Material for the task.
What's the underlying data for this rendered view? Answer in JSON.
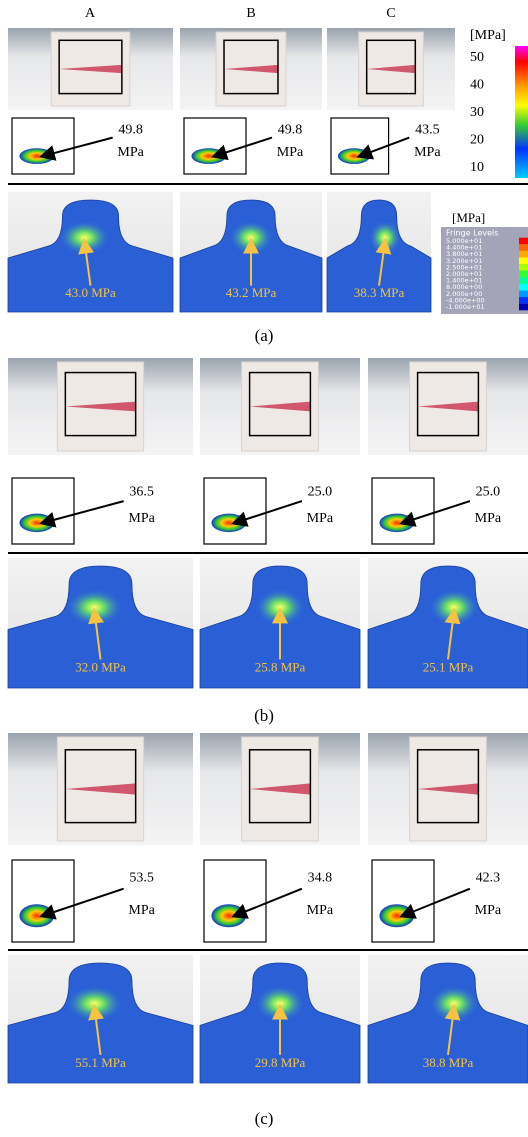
{
  "column_labels": [
    "A",
    "B",
    "C"
  ],
  "film_scale": {
    "unit": "[MPa]",
    "ticks": [
      "50",
      "40",
      "30",
      "20",
      "10"
    ]
  },
  "fe_legend": {
    "unit": "[MPa]",
    "title": "Fringe Levels",
    "levels": [
      "5.000e+01",
      "4.400e+01",
      "3.800e+01",
      "3.200e+01",
      "2.500e+01",
      "2.000e+01",
      "1.400e+01",
      "8.000e+00",
      "2.000e+00",
      "-4.000e+00",
      "-1.000e+01"
    ]
  },
  "panels": [
    {
      "label": "(a)",
      "film": [
        {
          "value": "49.8",
          "unit": "MPa"
        },
        {
          "value": "49.8",
          "unit": "MPa"
        },
        {
          "value": "43.5",
          "unit": "MPa"
        }
      ],
      "fe": [
        "43.0 MPa",
        "43.2 MPa",
        "38.3 MPa"
      ]
    },
    {
      "label": "(b)",
      "film": [
        {
          "value": "36.5",
          "unit": "MPa"
        },
        {
          "value": "25.0",
          "unit": "MPa"
        },
        {
          "value": "25.0",
          "unit": "MPa"
        }
      ],
      "fe": [
        "32.0 MPa",
        "25.8 MPa",
        "25.1 MPa"
      ]
    },
    {
      "label": "(c)",
      "film": [
        {
          "value": "53.5",
          "unit": "MPa"
        },
        {
          "value": "34.8",
          "unit": "MPa"
        },
        {
          "value": "42.3",
          "unit": "MPa"
        }
      ],
      "fe": [
        "55.1 MPa",
        "29.8 MPa",
        "38.8 MPa"
      ]
    }
  ]
}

Your instructions. Quote the records above exactly, leaving out any pictures.

Full answer.
What's the underlying data for this rendered view? Answer in JSON.
{
  "column_labels": [
    "A",
    "B",
    "C"
  ],
  "film_scale": {
    "unit": "[MPa]",
    "ticks": [
      "50",
      "40",
      "30",
      "20",
      "10"
    ]
  },
  "fe_legend": {
    "unit": "[MPa]",
    "title": "Fringe Levels",
    "levels": [
      "5.000e+01",
      "4.400e+01",
      "3.800e+01",
      "3.200e+01",
      "2.500e+01",
      "2.000e+01",
      "1.400e+01",
      "8.000e+00",
      "2.000e+00",
      "-4.000e+00",
      "-1.000e+01"
    ]
  },
  "panels": [
    {
      "label": "(a)",
      "film": [
        {
          "value": "49.8",
          "unit": "MPa"
        },
        {
          "value": "49.8",
          "unit": "MPa"
        },
        {
          "value": "43.5",
          "unit": "MPa"
        }
      ],
      "fe": [
        "43.0 MPa",
        "43.2 MPa",
        "38.3 MPa"
      ]
    },
    {
      "label": "(b)",
      "film": [
        {
          "value": "36.5",
          "unit": "MPa"
        },
        {
          "value": "25.0",
          "unit": "MPa"
        },
        {
          "value": "25.0",
          "unit": "MPa"
        }
      ],
      "fe": [
        "32.0 MPa",
        "25.8 MPa",
        "25.1 MPa"
      ]
    },
    {
      "label": "(c)",
      "film": [
        {
          "value": "53.5",
          "unit": "MPa"
        },
        {
          "value": "34.8",
          "unit": "MPa"
        },
        {
          "value": "42.3",
          "unit": "MPa"
        }
      ],
      "fe": [
        "55.1 MPa",
        "29.8 MPa",
        "38.8 MPa"
      ]
    }
  ]
}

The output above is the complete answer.